- [Supplied text]
----------------
Let's load the `bloom-1b7` model!

We're also going to load the `bigscience/tokenizer` which is the tokenizer for all of the BLOOM models.

This step will take some time, as we have to download the model weights which are ~3.44GB.

In [None]:
import torch
torch.cuda.is_available()

True

In [None]:
import os
os.environ["CUDA_VISIBLE_DEVICES"]="0"
import torch
import torch.nn as nn
import bitsandbytes as bnb
from transformers import AutoTokenizer, AutoConfig, AutoModelForCausalLM

model = AutoModelForCausalLM.from_pretrained(
    "bigscience/bloom-1b7", 
    torch_dtype=torch.float32,
    load_in_8bit=False, 
    device_map='auto',
)

tokenizer = AutoTokenizer.from_pretrained("bigscience/tokenizer")

### Post-processing on the model

Finally, we need to apply some post-processing on the 8-bit model to enable training, let's freeze all our layers, and cast the layer-norm in `float32` for stability. We also cast the output of the last layer in `float32` for the same reasons.

In [None]:
for param in model.parameters():
  param.requires_grad = False  # freeze the model - train adapters later
  if param.ndim == 1:
    # cast the small parameters (e.g. layernorm) to fp32 for stability
    param.data = param.data.to(torch.float32)

model.gradient_checkpointing_enable()  # reduce number of stored activations
model.enable_input_require_grads()

class CastOutputToFloat(nn.Sequential):
  def forward(self, x): return super().forward(x).to(torch.float32)
model.lm_head = CastOutputToFloat(model.lm_head)

### Apply LoRA

Here comes the magic with `peft`! Let's load a `PeftModel` and specify that we are going to use low-rank adapters (LoRA) using `get_peft_model` utility function from `peft`.

In [None]:
def print_trainable_parameters(model):
    """
    Prints the number of trainable parameters in the model.
    """
    trainable_params = 0
    all_param = 0
    for _, param in model.named_parameters():
        all_param += param.numel()
        if param.requires_grad:
            trainable_params += param.numel()
    print(
        f"trainable params: {trainable_params} || all params: {all_param} || trainable%: {100 * trainable_params / all_param}"
    )

In [None]:
from peft import LoraConfig, get_peft_model 

config = LoraConfig(
    r=16,
    lora_alpha=32,
    target_modules=["query_key_value"],
    lora_dropout=0.05,
    bias="none",
    task_type="CAUSAL_LM"
)

model = get_peft_model(model, config)
----------------
- [Data provided]

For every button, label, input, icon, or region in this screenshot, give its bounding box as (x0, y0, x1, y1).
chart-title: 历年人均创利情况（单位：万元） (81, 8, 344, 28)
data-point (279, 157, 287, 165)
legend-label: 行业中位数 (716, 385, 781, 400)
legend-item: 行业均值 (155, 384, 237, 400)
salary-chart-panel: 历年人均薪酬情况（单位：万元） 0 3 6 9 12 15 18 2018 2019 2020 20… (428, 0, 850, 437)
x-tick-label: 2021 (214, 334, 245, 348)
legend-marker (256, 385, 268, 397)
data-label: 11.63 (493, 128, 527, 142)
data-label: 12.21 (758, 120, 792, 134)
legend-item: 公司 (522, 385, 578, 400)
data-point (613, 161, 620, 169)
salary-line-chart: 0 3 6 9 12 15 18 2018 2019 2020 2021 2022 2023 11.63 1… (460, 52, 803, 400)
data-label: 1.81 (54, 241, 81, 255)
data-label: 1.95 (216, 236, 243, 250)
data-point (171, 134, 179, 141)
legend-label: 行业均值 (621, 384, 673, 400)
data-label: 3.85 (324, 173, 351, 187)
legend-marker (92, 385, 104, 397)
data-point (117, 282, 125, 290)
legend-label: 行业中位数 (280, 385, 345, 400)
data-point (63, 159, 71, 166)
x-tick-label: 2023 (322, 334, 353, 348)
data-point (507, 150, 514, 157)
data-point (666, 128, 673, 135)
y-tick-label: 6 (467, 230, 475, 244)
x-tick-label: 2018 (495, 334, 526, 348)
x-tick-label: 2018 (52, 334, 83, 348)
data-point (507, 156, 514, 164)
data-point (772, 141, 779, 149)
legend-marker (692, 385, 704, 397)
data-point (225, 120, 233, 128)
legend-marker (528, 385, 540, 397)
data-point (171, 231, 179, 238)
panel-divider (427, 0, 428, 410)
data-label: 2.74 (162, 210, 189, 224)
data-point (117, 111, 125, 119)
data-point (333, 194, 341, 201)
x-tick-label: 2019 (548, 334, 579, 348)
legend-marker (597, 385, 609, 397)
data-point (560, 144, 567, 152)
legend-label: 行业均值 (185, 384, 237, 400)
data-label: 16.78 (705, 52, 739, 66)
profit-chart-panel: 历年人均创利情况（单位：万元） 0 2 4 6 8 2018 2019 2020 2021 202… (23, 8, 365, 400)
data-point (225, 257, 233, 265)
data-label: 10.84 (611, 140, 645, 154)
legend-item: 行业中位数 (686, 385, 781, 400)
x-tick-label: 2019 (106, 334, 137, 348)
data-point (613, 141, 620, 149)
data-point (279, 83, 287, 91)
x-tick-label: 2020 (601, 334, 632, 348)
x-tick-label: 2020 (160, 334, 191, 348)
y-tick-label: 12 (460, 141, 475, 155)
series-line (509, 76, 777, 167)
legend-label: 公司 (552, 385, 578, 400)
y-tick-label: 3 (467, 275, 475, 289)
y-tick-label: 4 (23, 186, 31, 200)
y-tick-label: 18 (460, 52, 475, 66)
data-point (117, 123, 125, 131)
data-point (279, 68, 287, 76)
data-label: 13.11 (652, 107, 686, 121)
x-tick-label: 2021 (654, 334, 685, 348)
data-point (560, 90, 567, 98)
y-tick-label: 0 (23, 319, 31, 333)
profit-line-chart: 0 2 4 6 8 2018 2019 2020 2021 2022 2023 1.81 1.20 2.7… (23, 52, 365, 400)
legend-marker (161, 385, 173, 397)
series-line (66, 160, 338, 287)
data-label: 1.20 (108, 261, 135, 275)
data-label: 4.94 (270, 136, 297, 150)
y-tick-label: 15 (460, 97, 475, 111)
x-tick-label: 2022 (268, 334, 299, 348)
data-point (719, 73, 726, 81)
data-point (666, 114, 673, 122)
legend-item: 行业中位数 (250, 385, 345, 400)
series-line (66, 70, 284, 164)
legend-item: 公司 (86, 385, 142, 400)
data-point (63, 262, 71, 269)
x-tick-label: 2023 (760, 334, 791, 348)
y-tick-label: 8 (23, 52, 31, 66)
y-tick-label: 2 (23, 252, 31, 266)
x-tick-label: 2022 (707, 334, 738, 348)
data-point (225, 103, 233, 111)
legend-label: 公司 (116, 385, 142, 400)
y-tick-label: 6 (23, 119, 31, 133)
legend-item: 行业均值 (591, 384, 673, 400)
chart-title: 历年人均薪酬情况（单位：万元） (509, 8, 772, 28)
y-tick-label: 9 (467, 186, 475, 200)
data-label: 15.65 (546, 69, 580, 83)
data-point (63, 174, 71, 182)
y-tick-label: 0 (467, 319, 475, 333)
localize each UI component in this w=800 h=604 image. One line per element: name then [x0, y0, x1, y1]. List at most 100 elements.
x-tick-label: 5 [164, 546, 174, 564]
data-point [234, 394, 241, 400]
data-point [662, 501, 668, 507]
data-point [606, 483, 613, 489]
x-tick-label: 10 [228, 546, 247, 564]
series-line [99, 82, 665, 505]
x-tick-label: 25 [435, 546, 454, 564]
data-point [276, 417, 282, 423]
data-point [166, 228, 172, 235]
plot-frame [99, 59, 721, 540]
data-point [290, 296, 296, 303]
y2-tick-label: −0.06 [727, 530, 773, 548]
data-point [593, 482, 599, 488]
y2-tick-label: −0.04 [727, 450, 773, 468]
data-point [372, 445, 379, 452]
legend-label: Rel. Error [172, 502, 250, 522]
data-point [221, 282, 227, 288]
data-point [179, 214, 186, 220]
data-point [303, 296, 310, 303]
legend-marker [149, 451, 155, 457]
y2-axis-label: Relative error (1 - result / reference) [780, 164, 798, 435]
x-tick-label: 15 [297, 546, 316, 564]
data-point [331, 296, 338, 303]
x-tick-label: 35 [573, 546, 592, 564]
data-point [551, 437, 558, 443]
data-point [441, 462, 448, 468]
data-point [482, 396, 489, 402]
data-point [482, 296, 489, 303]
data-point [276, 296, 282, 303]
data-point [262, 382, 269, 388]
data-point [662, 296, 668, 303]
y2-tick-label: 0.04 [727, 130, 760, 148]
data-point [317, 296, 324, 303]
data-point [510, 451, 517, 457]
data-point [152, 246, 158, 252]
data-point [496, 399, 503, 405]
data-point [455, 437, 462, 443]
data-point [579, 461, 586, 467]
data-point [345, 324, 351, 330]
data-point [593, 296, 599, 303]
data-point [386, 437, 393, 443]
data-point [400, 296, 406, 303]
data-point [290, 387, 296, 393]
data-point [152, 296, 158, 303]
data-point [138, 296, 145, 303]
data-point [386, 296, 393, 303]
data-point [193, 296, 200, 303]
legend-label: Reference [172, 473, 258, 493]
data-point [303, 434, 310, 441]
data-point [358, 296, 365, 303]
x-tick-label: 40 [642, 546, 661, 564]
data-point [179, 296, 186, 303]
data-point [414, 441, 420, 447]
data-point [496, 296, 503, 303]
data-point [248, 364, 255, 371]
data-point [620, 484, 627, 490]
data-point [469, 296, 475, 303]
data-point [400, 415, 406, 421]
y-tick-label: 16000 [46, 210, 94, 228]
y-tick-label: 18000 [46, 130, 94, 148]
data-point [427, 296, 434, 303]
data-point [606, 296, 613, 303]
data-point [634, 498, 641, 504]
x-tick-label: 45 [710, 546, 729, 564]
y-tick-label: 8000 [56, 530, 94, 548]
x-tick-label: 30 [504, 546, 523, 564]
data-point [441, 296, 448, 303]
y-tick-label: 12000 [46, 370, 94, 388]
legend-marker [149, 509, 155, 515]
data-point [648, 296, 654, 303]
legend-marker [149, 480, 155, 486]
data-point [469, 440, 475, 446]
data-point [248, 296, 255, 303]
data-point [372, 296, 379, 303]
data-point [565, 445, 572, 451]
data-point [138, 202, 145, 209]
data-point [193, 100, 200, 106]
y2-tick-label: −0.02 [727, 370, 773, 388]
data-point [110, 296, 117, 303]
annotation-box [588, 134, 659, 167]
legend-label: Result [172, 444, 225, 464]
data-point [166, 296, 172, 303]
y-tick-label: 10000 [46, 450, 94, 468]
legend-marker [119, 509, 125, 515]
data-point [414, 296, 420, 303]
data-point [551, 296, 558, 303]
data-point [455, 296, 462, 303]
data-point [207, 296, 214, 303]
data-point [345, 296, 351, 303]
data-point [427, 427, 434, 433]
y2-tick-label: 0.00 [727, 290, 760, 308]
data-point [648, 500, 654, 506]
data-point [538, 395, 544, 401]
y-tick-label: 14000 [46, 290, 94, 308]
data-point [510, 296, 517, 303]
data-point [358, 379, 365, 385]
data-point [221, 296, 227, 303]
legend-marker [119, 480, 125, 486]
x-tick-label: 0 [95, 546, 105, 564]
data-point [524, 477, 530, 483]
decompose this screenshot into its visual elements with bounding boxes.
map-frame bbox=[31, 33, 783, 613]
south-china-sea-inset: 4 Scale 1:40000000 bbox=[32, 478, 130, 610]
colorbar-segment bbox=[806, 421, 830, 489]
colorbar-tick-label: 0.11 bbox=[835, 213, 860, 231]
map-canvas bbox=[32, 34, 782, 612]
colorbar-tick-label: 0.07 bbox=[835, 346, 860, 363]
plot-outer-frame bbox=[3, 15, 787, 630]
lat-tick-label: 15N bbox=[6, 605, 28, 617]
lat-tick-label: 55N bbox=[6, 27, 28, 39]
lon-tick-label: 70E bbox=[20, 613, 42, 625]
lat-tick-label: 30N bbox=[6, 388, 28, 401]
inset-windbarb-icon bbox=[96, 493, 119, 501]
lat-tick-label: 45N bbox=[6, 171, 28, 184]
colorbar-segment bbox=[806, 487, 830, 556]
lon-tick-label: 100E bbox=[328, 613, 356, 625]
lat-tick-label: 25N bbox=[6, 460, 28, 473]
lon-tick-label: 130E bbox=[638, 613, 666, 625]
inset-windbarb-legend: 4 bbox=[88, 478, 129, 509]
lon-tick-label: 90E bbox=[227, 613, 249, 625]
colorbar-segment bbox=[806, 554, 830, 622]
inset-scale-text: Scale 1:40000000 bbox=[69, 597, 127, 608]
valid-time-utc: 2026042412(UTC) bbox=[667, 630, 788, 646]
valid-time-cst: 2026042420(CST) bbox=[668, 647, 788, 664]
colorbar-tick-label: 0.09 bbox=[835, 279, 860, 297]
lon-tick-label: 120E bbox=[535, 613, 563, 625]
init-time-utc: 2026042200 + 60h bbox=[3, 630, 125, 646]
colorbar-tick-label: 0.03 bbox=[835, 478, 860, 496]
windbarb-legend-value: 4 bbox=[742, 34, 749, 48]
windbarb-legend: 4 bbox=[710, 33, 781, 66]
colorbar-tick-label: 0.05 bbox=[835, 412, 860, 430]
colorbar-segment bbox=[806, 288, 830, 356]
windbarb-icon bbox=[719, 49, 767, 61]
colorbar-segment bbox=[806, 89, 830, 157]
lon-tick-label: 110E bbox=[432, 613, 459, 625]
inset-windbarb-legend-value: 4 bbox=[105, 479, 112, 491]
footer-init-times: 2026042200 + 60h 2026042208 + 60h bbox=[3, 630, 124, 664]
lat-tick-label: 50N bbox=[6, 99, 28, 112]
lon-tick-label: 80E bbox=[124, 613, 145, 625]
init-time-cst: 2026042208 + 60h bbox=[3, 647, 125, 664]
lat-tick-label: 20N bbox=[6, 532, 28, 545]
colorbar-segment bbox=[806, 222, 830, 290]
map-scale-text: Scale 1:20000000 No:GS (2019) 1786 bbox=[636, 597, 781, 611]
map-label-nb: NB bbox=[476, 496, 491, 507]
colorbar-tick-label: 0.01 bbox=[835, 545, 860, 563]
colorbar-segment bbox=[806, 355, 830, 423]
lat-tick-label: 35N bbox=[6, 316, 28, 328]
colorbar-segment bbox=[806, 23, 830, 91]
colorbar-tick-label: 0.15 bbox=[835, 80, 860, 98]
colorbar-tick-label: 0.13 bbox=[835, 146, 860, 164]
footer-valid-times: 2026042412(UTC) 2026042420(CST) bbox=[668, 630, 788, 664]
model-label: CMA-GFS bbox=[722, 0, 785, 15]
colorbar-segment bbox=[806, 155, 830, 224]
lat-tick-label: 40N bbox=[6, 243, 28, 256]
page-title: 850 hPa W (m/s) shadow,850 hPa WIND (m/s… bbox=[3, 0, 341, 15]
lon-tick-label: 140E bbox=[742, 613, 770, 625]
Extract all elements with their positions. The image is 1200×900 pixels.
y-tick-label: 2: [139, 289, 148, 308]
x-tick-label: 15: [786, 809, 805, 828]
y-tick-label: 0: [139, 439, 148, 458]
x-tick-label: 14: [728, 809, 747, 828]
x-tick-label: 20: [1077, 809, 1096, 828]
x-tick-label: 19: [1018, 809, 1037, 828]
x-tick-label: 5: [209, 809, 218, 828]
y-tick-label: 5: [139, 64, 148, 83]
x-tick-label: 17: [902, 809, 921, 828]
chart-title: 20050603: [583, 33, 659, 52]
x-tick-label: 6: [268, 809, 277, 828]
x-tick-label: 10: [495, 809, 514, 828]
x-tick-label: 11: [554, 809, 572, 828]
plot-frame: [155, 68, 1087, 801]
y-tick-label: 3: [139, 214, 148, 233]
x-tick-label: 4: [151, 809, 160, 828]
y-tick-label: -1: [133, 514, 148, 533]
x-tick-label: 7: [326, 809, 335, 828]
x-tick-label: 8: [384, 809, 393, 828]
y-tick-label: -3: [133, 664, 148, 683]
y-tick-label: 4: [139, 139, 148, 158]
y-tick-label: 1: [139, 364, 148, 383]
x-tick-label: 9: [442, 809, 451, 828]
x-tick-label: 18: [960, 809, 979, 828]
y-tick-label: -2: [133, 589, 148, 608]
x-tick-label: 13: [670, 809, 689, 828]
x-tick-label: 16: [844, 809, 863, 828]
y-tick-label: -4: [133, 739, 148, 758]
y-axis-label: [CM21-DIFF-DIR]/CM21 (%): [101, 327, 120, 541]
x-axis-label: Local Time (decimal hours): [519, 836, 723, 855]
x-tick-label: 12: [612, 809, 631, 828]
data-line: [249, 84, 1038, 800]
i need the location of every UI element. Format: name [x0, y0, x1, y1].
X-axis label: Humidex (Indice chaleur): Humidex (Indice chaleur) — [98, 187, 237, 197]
----------------
- [What to work on]
Could you resume the walkthrough on fine-tuning BLOOM with LoRA, carrying it on from its last line?

- [Reply]
print_trainable_parameters(model)

trainable params: 3145728 || all params: 1725554688 || trainable%: 0.18230242262828822


### Preprocessing

We can simply load our dataset from 🤗 Hugging Face with the `load_dataset` method!

In [None]:
import transformers
from datasets import load_dataset, Dataset

dataset_name = "cmagganas/GenAI-job-postings-Dataset-sample"
position_level = "position_level"
use_case = "use_case"
job_title = "job_title"
job_posting = "job_posting"
cover_letter = "cover_letter"

In [None]:
dataset = load_dataset(dataset_name)
print(dataset)
print(dataset['train'][0])

Downloading readme:   0%|          | 0.00/533 [00:00<?, ?B/s]

Downloading and preparing dataset None/None to /root/.cache/huggingface/datasets/cmagganas___parquet/cmagganas--GenAI-job-postings-Dataset-sample-1abca01d2eea39bd/0.0.0/2a3b91fbd88a2c90d1dbbb32b460cf621d31bd5b05b934492fdef7d8d6f236ec...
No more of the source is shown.